DOCUMENT SECTION
● ● ● ● ● ● ●
Under the Line of Credit, the Company is required to pay certain fees, including an unused commitment fee
of between 12.5 to 27.5 basis points per annum of the unused commitment amount, with the exact amount
determined based upon the Company’s consolidated leverage ratio and trailing four quarters earnings’ before
income taxes, depreciation and amortization (EBITDA) (each as defined in the agreement governing the Line of
Credit). Outstanding borrowings under the Line of Credit accrue interest, at the Company’s election, based upon
the Company’s consolidated leverage ratio and trailing four quarters’ EBITDA, of (i) the higher of (a) the
Federal Funds Rate plus 50.0 basis points or (b) Bank of America’s prime rate, and in either case, plus a margin
of 00.0 to 25.0 basis points or (ii) the Eurodollar Rate (as defined in the agreement governing the Line of Credit)
● ● ● ● ● ● ●
Layout annotation records
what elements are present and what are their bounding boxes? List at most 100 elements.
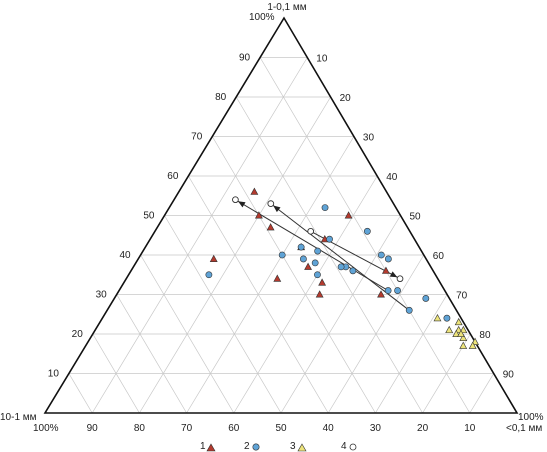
point-series-2-9 — [349, 267, 357, 275]
tick-left-50: 50 — [143, 211, 155, 222]
arrow-head-2 — [273, 205, 281, 213]
point-series-2-6 — [278, 251, 286, 259]
point-series-1-9 — [315, 290, 324, 298]
grid-line-right-50 — [280, 215, 401, 414]
arrow-head-3 — [389, 271, 398, 278]
point-series-2-19 — [384, 287, 392, 294]
tick-right-10: 10 — [316, 54, 328, 65]
tick-left-30: 30 — [96, 290, 108, 301]
tick-left-60: 60 — [167, 171, 179, 182]
point-series-2-13 — [337, 263, 345, 271]
legend-marker-2 — [252, 443, 260, 451]
point-series-3-1 — [433, 313, 442, 322]
point-series-1-12 — [318, 278, 327, 286]
tick-bottom-70: 70 — [181, 423, 193, 434]
triangle-outline — [43, 16, 519, 414]
point-series-2-11 — [311, 259, 319, 267]
point-series-2-16 — [422, 295, 430, 302]
point-series-2-14 — [377, 251, 385, 259]
grid-line-left-10 — [259, 57, 471, 414]
point-series-1-13 — [381, 266, 390, 274]
point-series-3-4 — [452, 329, 461, 338]
point-series-4-1 — [232, 196, 239, 204]
legend: 1 2 3 4 — [200, 441, 357, 452]
tick-right-30: 30 — [363, 133, 375, 144]
tick-right-20: 20 — [340, 93, 352, 104]
point-series-2-5 — [300, 255, 307, 263]
data-points — [205, 187, 479, 349]
tick-bottom-60: 60 — [228, 423, 240, 434]
vertex-percent-top: 100% — [249, 12, 275, 23]
tick-left-20: 20 — [72, 329, 84, 340]
tick-right-70: 70 — [456, 291, 468, 302]
tick-left-10: 10 — [48, 369, 60, 380]
grid-line-right-60 — [327, 254, 425, 414]
tick-right-90: 90 — [503, 370, 515, 381]
point-series-2-1 — [321, 204, 329, 211]
point-series-3-11 — [454, 317, 463, 326]
point-series-4-2 — [267, 200, 275, 208]
point-series-2-2 — [314, 247, 322, 255]
point-series-2-7 — [314, 271, 321, 279]
tick-bottom-90: 90 — [87, 423, 99, 434]
grid-line-left-70 — [116, 294, 187, 414]
point-series-2-17 — [443, 314, 451, 322]
legend-marker-4 — [349, 443, 357, 451]
tick-right-60: 60 — [433, 251, 445, 262]
point-series-1-5 — [273, 274, 282, 282]
grid-line-left-50 — [164, 215, 282, 414]
grid-line-left-60 — [140, 254, 235, 414]
point-series-2-10 — [384, 255, 392, 263]
tick-bottom-80: 80 — [134, 423, 146, 434]
legend-marker-3 — [297, 443, 307, 452]
legend-label-1: 1 — [200, 441, 206, 452]
arrow-head-1 — [237, 201, 246, 208]
grid-line-left-90 — [68, 373, 93, 414]
point-series-3-9 — [445, 325, 454, 334]
point-series-1-11 — [377, 290, 385, 298]
point-series-1-2 — [254, 211, 263, 219]
point-series-4-4 — [396, 275, 404, 283]
grid-line-left-30 — [211, 136, 376, 414]
legend-label-4: 4 — [341, 441, 347, 452]
point-series-2-20 — [405, 306, 413, 314]
tick-left-90: 90 — [239, 53, 251, 64]
legend-label-3: 3 — [290, 441, 296, 452]
vertex-percent-bottom-right: 100% — [518, 412, 544, 423]
point-series-3-7 — [468, 341, 477, 349]
grid-line-right-10 — [91, 57, 308, 414]
tick-right-80: 80 — [479, 330, 491, 341]
point-series-2-8 — [297, 243, 305, 251]
tick-bottom-20: 20 — [417, 423, 429, 434]
point-series-4-3 — [307, 227, 315, 235]
grid-line-right-70 — [375, 294, 448, 414]
point-series-3-10 — [457, 329, 465, 338]
tick-bottom-50: 50 — [275, 423, 287, 434]
legend-marker-1 — [206, 443, 216, 452]
point-series-2-3 — [326, 235, 333, 243]
tick-right-40: 40 — [386, 172, 398, 183]
grid-line-left-80 — [92, 333, 140, 414]
point-series-2-15 — [394, 287, 401, 294]
vertex-percent-bottom-left: 100% — [33, 423, 59, 434]
point-series-1-3 — [266, 223, 275, 231]
triangle-frame — [43, 16, 519, 414]
tick-left-80: 80 — [215, 92, 227, 103]
grid-line-right-90 — [469, 373, 494, 414]
legend-label-2: 2 — [244, 441, 250, 452]
point-series-2-4 — [363, 227, 371, 235]
point-series-1-4 — [344, 211, 353, 219]
tick-bottom-40: 40 — [323, 423, 335, 434]
tick-right-50: 50 — [410, 212, 422, 223]
tick-bottom-10: 10 — [464, 423, 476, 434]
point-series-1-1 — [250, 187, 259, 195]
grid-line-right-30 — [186, 136, 355, 414]
tick-left-70: 70 — [191, 132, 203, 143]
vertex-label-bottom-right: <0,1 мм — [506, 423, 542, 434]
point-series-1-8 — [304, 262, 312, 270]
vertex-label-bottom-left: 10-1 мм — [0, 412, 37, 423]
point-series-1-10 — [209, 254, 218, 262]
point-series-2-18 — [205, 271, 213, 279]
arrow-line-1 — [235, 199, 389, 291]
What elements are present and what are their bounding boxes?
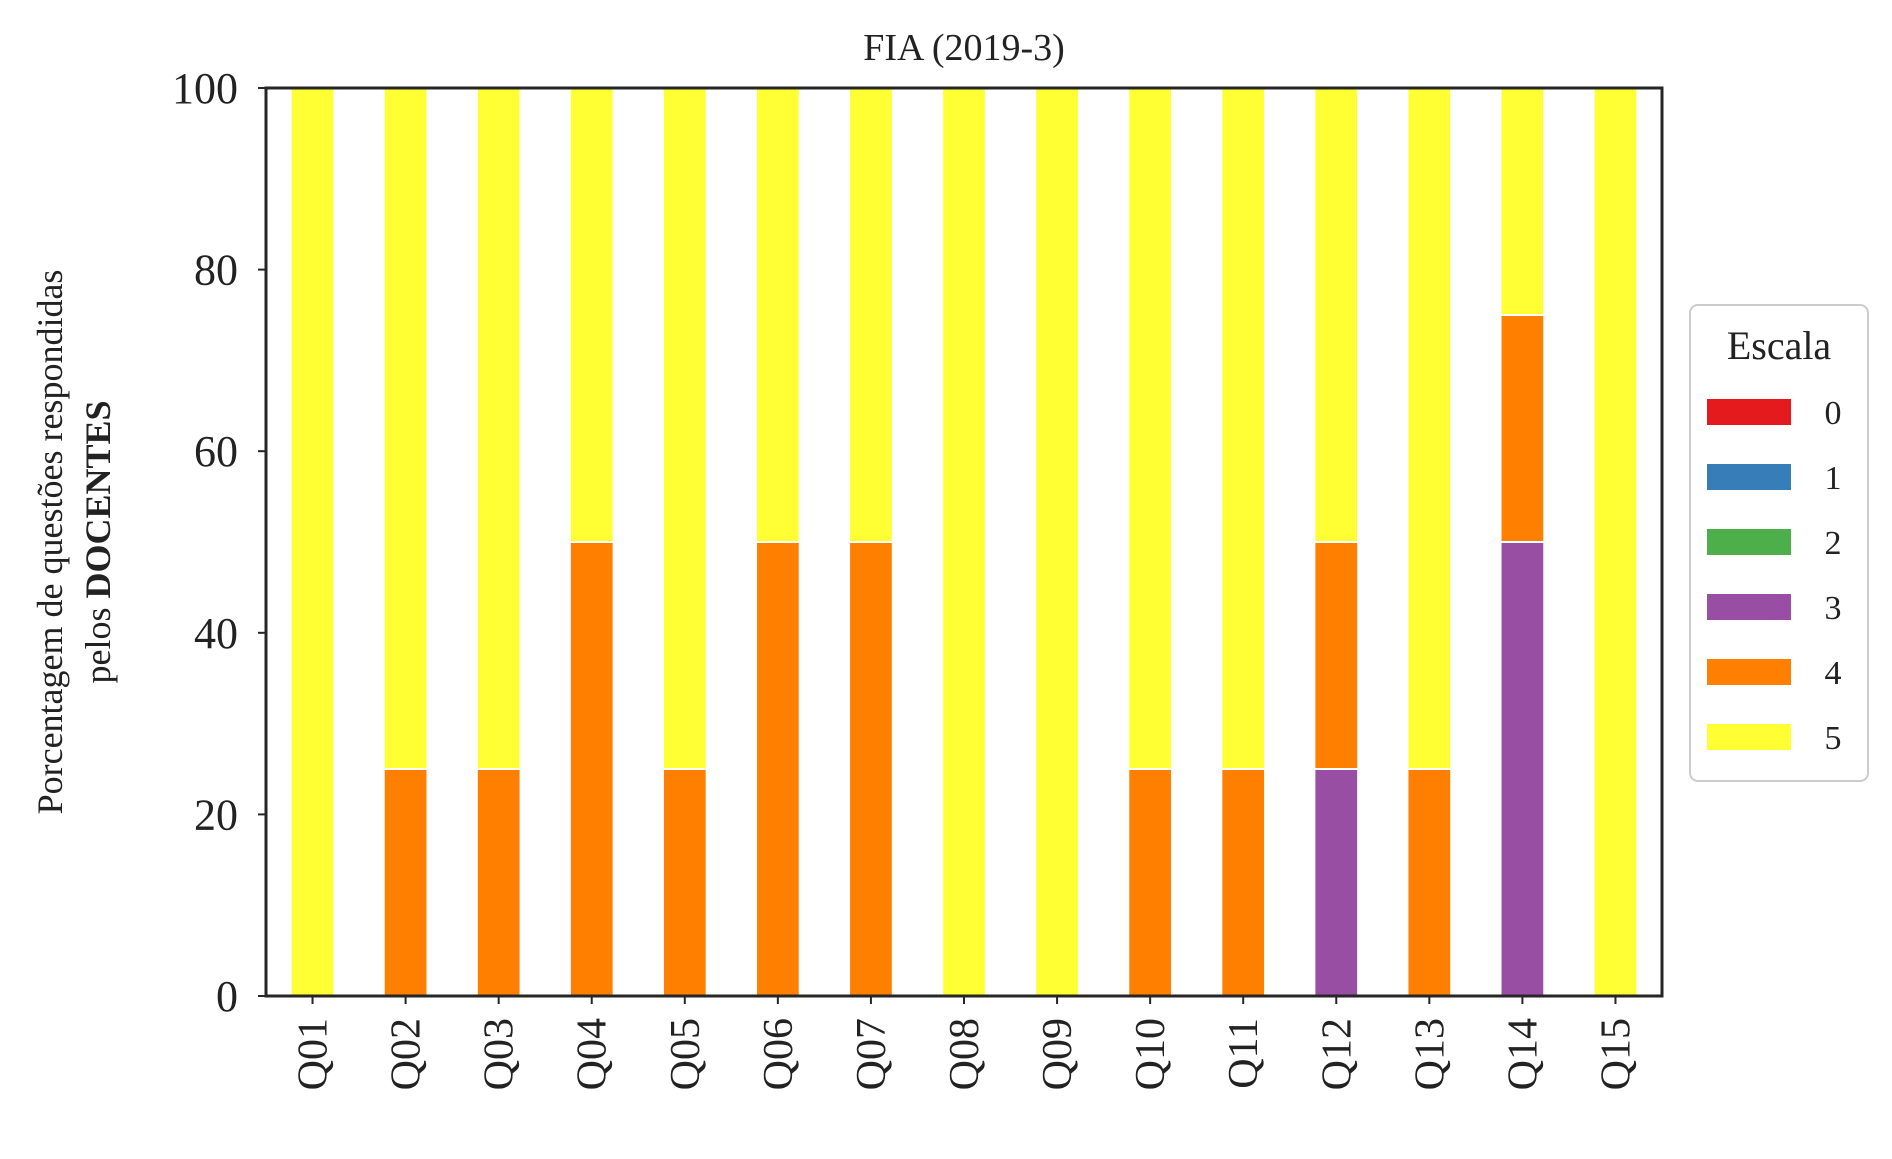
x-tick-label: Q01 bbox=[291, 1018, 337, 1090]
legend-label-3: 3 bbox=[1825, 590, 1842, 627]
bars-group bbox=[289, 87, 1639, 997]
legend-label-2: 2 bbox=[1825, 525, 1842, 562]
y-axis-label-prefix: pelos bbox=[78, 599, 118, 684]
x-tick-label: Q13 bbox=[1407, 1018, 1453, 1090]
x-tick-label: Q04 bbox=[570, 1018, 616, 1090]
y-tick-label: 60 bbox=[194, 427, 238, 476]
legend-swatch-4 bbox=[1707, 659, 1791, 685]
x-tick-label: Q08 bbox=[942, 1018, 988, 1090]
x-axis-ticks: Q01 Q02 Q03 Q04 Q05 Q06 Q07 Q08 Q09 Q10 Q11 Q12 Q13 Q… bbox=[291, 996, 1639, 1090]
x-tick-label: Q09 bbox=[1035, 1018, 1081, 1090]
bar-Q04-escala-5 bbox=[568, 87, 615, 543]
y-axis-label-bold: DOCENTES bbox=[78, 400, 118, 598]
x-tick-label: Q07 bbox=[849, 1018, 895, 1090]
bar-Q10-escala-5 bbox=[1127, 87, 1174, 770]
bar-Q12-escala-4 bbox=[1313, 541, 1360, 770]
bar-Q10-escala-4 bbox=[1127, 768, 1174, 997]
legend-swatch-2 bbox=[1707, 529, 1791, 555]
legend-swatch-5 bbox=[1707, 724, 1791, 750]
bar-Q13-escala-4 bbox=[1406, 768, 1453, 997]
bar-Q14-escala-3 bbox=[1499, 541, 1546, 997]
legend-items: 0 1 2 3 4 5 bbox=[1707, 395, 1842, 757]
x-tick-label: Q03 bbox=[477, 1018, 523, 1090]
legend-swatch-0 bbox=[1707, 399, 1791, 425]
legend-swatch-3 bbox=[1707, 594, 1791, 620]
bar-Q01-escala-5 bbox=[289, 87, 336, 997]
bar-Q02-escala-4 bbox=[382, 768, 429, 997]
y-tick-label: 80 bbox=[194, 246, 238, 295]
x-tick-label: Q14 bbox=[1500, 1018, 1546, 1090]
bar-Q03-escala-5 bbox=[475, 87, 522, 770]
x-tick-label: Q05 bbox=[663, 1018, 709, 1090]
bar-Q12-escala-3 bbox=[1313, 768, 1360, 997]
bar-Q11-escala-4 bbox=[1220, 768, 1267, 997]
y-tick-label: 100 bbox=[172, 64, 238, 113]
bar-Q11-escala-5 bbox=[1220, 87, 1267, 770]
y-tick-label: 20 bbox=[194, 790, 238, 839]
legend: Escala 0 1 2 3 4 5 bbox=[1689, 304, 1869, 782]
x-tick-label: Q11 bbox=[1221, 1018, 1267, 1089]
bar-Q09-escala-5 bbox=[1034, 87, 1080, 997]
bar-Q15-escala-5 bbox=[1592, 87, 1639, 997]
bar-Q05-escala-4 bbox=[661, 768, 708, 997]
bar-Q13-escala-5 bbox=[1406, 87, 1453, 770]
chart-title: FIA (2019-3) bbox=[863, 27, 1065, 69]
bar-Q14-escala-4 bbox=[1499, 314, 1546, 543]
y-tick-label: 40 bbox=[194, 609, 238, 658]
x-tick-label: Q12 bbox=[1314, 1018, 1360, 1090]
bar-Q06-escala-4 bbox=[754, 541, 801, 997]
legend-title: Escala bbox=[1727, 323, 1832, 368]
legend-label-0: 0 bbox=[1825, 395, 1842, 432]
legend-label-5: 5 bbox=[1825, 720, 1842, 757]
bar-Q06-escala-5 bbox=[754, 87, 801, 543]
bar-Q08-escala-5 bbox=[941, 87, 987, 997]
x-tick-label: Q15 bbox=[1593, 1018, 1639, 1090]
legend-swatch-1 bbox=[1707, 464, 1791, 490]
legend-label-1: 1 bbox=[1825, 460, 1842, 497]
legend-label-4: 4 bbox=[1825, 655, 1842, 692]
y-axis-label-line1: Porcentagem de questões respondidas bbox=[30, 270, 70, 815]
x-tick-label: Q10 bbox=[1128, 1018, 1174, 1090]
bar-Q07-escala-4 bbox=[848, 541, 894, 997]
bar-Q07-escala-5 bbox=[848, 87, 894, 543]
bar-Q04-escala-4 bbox=[568, 541, 615, 997]
y-axis-ticks: 0 20 40 60 80 100 bbox=[172, 64, 266, 1021]
bar-Q02-escala-5 bbox=[382, 87, 429, 770]
bar-Q05-escala-5 bbox=[661, 87, 708, 770]
bar-Q03-escala-4 bbox=[475, 768, 522, 997]
bar-Q12-escala-5 bbox=[1313, 87, 1360, 543]
x-tick-label: Q06 bbox=[756, 1018, 802, 1090]
y-axis-label-line2: pelos DOCENTES bbox=[78, 400, 118, 683]
y-tick-label: 0 bbox=[216, 972, 238, 1021]
bar-Q14-escala-5 bbox=[1499, 87, 1546, 316]
x-tick-label: Q02 bbox=[384, 1018, 430, 1090]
● ● ● ● ● ● ●
WHAT IS REQUIRED
Please extract the Line of Credit passage in full, word for word. These lines were drawn from a separate source.

SOLVED PROBLEM
Under the Line of Credit, the Company is required to pay certain fees, including an unused commitment fee
of between 12.5 to 27.5 basis points per annum of the unused commitment amount, with the exact amount
determined based upon the Company’s consolidated leverage ratio and trailing four quarters earnings’ before
income taxes, depreciation and amortization (EBITDA) (each as defined in the agreement governing the Line of
Credit). Outstanding borrowings under the Line of Credit accrue interest, at the Company’s election, based upon
the Company’s consolidated leverage ratio and trailing four quarters’ EBITDA, of (i) the higher of (a) the
Federal Funds Rate plus 50.0 basis points or (b) Bank of America’s prime rate, and in either case, plus a margin
of 00.0 to 25.0 basis points or (ii) the Eurodollar Rate (as defined in the agreement governing the Line of Credit)